── RECORDS SHOWN

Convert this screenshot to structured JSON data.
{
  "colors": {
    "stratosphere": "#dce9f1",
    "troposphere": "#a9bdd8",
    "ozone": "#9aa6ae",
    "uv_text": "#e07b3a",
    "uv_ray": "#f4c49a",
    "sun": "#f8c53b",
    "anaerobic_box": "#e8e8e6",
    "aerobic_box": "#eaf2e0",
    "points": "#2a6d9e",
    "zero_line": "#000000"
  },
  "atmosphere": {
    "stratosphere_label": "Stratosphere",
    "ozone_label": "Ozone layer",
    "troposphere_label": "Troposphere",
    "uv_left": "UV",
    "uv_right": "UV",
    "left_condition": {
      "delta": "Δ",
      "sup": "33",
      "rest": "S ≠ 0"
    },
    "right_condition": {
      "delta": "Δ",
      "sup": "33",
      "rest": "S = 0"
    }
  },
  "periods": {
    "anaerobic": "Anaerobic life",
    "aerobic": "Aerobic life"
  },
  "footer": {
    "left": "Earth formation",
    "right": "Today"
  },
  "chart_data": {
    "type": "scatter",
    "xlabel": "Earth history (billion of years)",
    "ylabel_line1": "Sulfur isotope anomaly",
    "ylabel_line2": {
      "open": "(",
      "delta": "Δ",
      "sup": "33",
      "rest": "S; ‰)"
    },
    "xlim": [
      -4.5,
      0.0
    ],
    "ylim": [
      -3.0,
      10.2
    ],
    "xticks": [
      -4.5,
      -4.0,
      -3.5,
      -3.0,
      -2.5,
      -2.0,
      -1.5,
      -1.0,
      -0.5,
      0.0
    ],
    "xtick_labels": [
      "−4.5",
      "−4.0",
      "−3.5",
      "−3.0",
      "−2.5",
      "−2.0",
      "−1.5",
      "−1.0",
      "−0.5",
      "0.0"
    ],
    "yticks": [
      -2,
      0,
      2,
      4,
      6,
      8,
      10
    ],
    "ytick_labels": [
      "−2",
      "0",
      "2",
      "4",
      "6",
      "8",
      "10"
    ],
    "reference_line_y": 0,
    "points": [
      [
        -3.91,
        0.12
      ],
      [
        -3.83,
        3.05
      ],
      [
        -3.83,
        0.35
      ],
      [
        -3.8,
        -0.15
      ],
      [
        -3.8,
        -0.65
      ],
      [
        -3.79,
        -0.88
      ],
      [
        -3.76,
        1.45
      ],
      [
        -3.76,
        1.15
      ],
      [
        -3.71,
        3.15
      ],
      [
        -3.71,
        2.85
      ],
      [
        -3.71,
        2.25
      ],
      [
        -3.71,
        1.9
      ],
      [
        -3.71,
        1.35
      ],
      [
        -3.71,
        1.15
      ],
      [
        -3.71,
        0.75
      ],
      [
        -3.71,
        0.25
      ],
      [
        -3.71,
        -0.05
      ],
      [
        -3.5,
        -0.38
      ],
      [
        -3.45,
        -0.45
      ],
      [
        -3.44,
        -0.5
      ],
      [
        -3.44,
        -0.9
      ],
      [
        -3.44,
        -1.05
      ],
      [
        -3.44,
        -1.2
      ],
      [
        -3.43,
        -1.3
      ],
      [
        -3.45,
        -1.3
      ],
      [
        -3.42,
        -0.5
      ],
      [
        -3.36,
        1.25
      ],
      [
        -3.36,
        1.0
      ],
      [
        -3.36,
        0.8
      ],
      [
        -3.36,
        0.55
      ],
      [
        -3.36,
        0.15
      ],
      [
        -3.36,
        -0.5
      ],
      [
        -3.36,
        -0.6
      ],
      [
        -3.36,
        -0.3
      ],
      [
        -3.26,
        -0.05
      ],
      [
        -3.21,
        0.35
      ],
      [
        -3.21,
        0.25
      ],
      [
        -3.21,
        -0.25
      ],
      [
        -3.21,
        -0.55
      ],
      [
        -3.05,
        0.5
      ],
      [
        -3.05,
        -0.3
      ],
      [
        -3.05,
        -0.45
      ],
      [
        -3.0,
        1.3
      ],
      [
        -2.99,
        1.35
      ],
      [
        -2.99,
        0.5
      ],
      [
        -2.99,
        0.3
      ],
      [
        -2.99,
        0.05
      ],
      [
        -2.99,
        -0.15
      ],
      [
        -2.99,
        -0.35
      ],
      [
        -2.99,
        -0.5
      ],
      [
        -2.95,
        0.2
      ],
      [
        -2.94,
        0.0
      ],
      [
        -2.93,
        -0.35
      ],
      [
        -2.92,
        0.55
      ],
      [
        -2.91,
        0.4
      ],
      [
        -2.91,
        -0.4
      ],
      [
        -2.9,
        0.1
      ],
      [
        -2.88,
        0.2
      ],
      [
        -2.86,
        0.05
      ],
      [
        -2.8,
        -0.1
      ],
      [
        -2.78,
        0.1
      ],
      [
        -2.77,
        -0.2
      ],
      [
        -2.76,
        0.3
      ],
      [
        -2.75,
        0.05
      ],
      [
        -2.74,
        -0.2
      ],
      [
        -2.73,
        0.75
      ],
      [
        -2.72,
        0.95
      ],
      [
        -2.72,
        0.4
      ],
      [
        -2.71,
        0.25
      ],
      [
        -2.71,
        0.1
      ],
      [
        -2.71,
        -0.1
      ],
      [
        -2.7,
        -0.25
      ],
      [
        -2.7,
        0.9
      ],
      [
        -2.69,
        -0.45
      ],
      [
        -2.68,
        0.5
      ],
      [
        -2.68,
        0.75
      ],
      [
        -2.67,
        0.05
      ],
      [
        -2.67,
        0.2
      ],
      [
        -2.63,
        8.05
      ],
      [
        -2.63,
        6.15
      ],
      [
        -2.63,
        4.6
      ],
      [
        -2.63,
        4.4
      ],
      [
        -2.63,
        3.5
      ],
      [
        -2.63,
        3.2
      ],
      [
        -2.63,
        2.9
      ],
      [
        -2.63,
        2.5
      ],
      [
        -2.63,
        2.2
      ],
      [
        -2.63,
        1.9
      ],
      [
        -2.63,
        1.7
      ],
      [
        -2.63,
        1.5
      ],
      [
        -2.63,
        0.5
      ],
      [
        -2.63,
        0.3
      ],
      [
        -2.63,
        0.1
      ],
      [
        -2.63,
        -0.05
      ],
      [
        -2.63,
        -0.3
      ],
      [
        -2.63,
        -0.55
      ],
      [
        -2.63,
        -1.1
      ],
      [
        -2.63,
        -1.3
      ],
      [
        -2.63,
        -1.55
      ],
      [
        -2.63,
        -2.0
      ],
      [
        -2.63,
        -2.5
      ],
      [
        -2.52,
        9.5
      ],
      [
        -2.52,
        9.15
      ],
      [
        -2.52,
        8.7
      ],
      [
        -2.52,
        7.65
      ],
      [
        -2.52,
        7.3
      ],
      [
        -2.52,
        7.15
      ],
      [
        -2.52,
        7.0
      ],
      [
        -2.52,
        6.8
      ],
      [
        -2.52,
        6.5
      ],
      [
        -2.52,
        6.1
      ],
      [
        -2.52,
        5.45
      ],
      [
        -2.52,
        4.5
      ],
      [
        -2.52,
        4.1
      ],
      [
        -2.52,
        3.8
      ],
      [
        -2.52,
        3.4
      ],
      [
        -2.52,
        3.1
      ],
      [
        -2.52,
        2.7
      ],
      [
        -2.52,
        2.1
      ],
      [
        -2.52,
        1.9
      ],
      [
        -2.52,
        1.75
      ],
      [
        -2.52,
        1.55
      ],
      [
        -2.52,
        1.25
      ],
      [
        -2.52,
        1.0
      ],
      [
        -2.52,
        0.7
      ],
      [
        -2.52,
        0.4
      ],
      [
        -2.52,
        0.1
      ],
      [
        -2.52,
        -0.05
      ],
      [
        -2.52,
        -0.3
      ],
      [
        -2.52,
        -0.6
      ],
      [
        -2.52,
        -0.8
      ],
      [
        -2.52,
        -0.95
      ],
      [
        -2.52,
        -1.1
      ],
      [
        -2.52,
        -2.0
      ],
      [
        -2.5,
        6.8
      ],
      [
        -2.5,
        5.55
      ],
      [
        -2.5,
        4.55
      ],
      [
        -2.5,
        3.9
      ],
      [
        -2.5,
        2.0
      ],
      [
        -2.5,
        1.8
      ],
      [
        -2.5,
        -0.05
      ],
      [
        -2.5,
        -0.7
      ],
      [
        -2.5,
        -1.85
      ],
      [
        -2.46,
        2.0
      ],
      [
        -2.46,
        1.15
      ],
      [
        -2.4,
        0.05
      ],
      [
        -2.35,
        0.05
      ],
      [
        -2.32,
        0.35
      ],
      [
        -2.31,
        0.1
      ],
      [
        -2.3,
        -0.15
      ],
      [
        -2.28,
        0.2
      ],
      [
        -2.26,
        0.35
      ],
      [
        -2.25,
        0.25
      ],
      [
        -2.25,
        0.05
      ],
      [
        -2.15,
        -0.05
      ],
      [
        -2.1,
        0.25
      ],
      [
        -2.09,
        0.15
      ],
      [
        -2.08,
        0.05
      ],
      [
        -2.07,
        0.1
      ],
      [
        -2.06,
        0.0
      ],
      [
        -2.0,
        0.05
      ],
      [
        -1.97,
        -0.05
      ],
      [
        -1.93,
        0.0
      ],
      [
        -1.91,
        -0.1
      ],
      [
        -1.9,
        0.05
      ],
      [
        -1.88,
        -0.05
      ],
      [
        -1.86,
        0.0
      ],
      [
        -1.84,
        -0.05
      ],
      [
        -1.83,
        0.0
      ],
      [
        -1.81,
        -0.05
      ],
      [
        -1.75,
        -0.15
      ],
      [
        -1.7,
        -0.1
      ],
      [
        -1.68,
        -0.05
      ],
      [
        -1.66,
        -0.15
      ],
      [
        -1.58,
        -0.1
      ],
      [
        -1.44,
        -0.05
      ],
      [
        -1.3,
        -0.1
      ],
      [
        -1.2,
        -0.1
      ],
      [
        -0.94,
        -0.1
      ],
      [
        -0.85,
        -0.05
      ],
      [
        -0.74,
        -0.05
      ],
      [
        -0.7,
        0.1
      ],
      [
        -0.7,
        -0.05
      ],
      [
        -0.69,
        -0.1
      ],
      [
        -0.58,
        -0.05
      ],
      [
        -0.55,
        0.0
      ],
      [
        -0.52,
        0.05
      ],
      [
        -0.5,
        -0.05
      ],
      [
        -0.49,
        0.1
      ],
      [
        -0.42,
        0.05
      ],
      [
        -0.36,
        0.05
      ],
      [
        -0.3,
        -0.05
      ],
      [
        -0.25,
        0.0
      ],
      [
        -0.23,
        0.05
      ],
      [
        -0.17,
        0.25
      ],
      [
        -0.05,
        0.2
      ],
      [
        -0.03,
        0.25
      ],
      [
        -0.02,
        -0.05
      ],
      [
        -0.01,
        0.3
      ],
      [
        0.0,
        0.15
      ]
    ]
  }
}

────

DIRECTION: Within the data above, pick out all lines holding the word "Earth".

OUTPUT OF THE EXERCISE:
    "left": "Earth formation",
    "xlabel": "Earth history (billion of years)",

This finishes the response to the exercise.